▶ **Selection**:
..............................

You can't appeal _and_ re-apply at the same time... you must choose one or the other.

Being unemployed was also likely a factor in their decision that your marriage is not genuine... that along with the fact he sends you money and that you'd only visited with your husband 3 times in the year before you got married.

Again, I don't know what your options are, as I'm not familiar with EU Family Permits... hopefully Joppa or Jrge can come and look at your situation and give you some advice.


----------



## babushka (Mar 9, 2013)

Thank you for your replies any way and hope that Joppa or Jrge will help me with advise. My husband is a full time employed persone and he actually was on 10 days leave for our wedding(he had a letter from his employer). He arrived on the 22nd of December and only on the 27th we got a pemition to marry and did it the next day on Friday as he had to go back on the 31st,it is Monday. So I believe he is a busy man and could not let himself to go here- there as much as he wanted. Also he had a letter-characteristic from his employer saying that he playes an important part in their bussines. Can I somehow refer to the fact that he is really a busy-one and couldnt travel a lot.


----------



## babushka (Mar 9, 2013)

I am slowly running out of time,please anybody else can help me ??? What shall I do if Iam late to appeal????


----------



## babushka (Mar 9, 2013)

*mrs*

I've got a good advice. My first refusals are based on the UK Immigration Law and the second is on EU Immigration Law so the ECO WAS INCORREC taking the first refusals into consideration to refuse the FP.

I am asking for advice what is better to appeal or to apply again and how long should I wait before applying again?

..............................

▶ **Short exercise 1**: Copy the listing exactly, from its first line through the line containing "bandwidth-limit: 20M — [6, 487, 30, 501]", including both.

..............................

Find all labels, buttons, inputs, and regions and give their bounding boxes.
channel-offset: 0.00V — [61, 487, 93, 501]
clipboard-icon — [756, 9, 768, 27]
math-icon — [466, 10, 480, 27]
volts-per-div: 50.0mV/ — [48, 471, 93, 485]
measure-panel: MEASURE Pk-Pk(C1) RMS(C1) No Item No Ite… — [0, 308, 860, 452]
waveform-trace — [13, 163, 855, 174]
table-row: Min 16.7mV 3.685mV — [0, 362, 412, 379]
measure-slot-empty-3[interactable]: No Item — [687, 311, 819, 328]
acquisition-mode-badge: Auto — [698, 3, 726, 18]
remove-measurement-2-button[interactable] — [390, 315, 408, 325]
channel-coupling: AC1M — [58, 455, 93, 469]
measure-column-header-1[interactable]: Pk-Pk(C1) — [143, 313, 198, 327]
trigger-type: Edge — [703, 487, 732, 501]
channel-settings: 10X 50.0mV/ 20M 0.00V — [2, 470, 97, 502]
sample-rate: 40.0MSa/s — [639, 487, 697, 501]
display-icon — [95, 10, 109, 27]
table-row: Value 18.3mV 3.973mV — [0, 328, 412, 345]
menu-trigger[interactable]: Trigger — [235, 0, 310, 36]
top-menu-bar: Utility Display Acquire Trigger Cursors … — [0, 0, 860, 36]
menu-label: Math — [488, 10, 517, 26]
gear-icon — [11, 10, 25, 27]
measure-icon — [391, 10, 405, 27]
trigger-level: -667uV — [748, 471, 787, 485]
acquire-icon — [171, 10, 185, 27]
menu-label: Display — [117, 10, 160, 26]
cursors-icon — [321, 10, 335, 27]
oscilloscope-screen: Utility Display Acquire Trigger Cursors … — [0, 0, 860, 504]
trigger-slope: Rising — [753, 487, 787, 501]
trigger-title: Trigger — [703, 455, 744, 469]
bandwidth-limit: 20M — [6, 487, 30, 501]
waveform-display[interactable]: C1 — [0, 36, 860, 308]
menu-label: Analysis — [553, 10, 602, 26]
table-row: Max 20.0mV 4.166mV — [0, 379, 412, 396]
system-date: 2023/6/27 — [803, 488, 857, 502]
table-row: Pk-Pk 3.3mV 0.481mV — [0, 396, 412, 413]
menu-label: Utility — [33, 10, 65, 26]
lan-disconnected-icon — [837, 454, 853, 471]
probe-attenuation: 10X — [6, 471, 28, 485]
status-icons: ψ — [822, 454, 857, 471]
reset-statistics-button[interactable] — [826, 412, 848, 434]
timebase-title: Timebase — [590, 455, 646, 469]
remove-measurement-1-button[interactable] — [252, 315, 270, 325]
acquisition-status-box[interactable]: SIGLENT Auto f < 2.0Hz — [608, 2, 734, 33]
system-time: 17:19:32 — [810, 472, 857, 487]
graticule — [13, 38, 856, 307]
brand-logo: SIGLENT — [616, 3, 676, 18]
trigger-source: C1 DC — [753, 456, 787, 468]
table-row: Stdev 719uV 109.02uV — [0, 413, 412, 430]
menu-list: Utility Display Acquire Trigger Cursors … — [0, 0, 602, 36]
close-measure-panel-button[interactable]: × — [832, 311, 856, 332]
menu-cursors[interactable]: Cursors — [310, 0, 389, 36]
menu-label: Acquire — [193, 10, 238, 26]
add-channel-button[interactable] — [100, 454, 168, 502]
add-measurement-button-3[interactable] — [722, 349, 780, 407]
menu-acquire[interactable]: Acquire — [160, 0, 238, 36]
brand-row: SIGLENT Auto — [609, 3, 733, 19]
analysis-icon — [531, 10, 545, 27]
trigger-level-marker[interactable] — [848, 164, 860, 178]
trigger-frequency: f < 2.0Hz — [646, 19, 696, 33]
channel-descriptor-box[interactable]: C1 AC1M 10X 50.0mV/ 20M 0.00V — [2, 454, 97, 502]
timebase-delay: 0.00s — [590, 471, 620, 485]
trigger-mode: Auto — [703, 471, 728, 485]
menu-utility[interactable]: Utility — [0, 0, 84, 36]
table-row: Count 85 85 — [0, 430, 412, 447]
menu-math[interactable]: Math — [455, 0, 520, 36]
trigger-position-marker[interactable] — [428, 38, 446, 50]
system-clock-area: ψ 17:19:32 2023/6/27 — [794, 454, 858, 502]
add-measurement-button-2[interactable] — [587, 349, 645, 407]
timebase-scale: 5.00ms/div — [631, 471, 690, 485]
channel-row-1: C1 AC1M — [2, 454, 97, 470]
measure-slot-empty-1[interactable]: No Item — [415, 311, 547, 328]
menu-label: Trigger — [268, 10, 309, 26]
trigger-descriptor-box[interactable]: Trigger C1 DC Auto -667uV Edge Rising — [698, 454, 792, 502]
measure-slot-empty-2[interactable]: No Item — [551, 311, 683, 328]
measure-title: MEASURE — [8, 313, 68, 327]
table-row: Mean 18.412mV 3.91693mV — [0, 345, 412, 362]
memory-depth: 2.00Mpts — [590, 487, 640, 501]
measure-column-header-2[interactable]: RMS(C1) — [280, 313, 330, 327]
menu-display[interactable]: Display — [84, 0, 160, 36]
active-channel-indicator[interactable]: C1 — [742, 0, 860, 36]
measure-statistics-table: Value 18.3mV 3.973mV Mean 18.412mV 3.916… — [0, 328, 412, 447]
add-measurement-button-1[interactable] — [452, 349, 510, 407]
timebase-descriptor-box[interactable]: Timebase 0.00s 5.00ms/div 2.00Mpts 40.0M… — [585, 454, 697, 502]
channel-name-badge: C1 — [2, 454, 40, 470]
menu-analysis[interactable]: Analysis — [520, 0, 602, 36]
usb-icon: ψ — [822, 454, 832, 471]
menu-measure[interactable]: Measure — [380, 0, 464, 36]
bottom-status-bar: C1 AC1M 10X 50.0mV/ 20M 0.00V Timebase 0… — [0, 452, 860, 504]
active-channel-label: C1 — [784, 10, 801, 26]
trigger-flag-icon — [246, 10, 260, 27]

..............................

▶ **Short exercise 2**: Reproduce the portion of the forum thread that opens with the words containing "Thank you for" and closes with "late to appeal????", without changes.

▶ **Written response 1**:
Find all labels, buttons, inputs, and regions and give their bounding boxes.
channel-offset: 0.00V — [61, 487, 93, 501]
clipboard-icon — [756, 9, 768, 27]
math-icon — [466, 10, 480, 27]
volts-per-div: 50.0mV/ — [48, 471, 93, 485]
measure-panel: MEASURE Pk-Pk(C1) RMS(C1) No Item No Ite… — [0, 308, 860, 452]
waveform-trace — [13, 163, 855, 174]
table-row: Min 16.7mV 3.685mV — [0, 362, 412, 379]
measure-slot-empty-3[interactable]: No Item — [687, 311, 819, 328]
acquisition-mode-badge: Auto — [698, 3, 726, 18]
remove-measurement-2-button[interactable] — [390, 315, 408, 325]
channel-coupling: AC1M — [58, 455, 93, 469]
measure-column-header-1[interactable]: Pk-Pk(C1) — [143, 313, 198, 327]
trigger-type: Edge — [703, 487, 732, 501]
channel-settings: 10X 50.0mV/ 20M 0.00V — [2, 470, 97, 502]
sample-rate: 40.0MSa/s — [639, 487, 697, 501]
display-icon — [95, 10, 109, 27]
table-row: Value 18.3mV 3.973mV — [0, 328, 412, 345]
menu-trigger[interactable]: Trigger — [235, 0, 310, 36]
top-menu-bar: Utility Display Acquire Trigger Cursors … — [0, 0, 860, 36]
menu-label: Math — [488, 10, 517, 26]
gear-icon — [11, 10, 25, 27]
measure-icon — [391, 10, 405, 27]
trigger-level: -667uV — [748, 471, 787, 485]
acquire-icon — [171, 10, 185, 27]
menu-label: Display — [117, 10, 160, 26]
cursors-icon — [321, 10, 335, 27]
oscilloscope-screen: Utility Display Acquire Trigger Cursors … — [0, 0, 860, 504]
trigger-slope: Rising — [753, 487, 787, 501]
trigger-title: Trigger — [703, 455, 744, 469]
bandwidth-limit: 20M — [6, 487, 30, 501]

▶ **Written response 2**:
Thank you for your replies any way and hope that Joppa or Jrge will help me with advise. My husband is a full time employed persone and he actually was on 10 days leave for our wedding(he had a letter from his employer). He arrived on the 22nd of December and only on the 27th we got a pemition to marry and did it the next day on Friday as he had to go back on the 31st,it is Monday. So I believe he is a busy man and could not let himself to go here- there as much as he wanted. Also he had a letter-characteristic from his employer saying that he playes an important part in their bussines. Can I somehow refer to the fact that he is really a busy-one and couldnt travel a lot.


----------



## babushka (Mar 9, 2013)

I am slowly running out of time,please anybody else can help me ??? What shall I do if Iam late to appeal????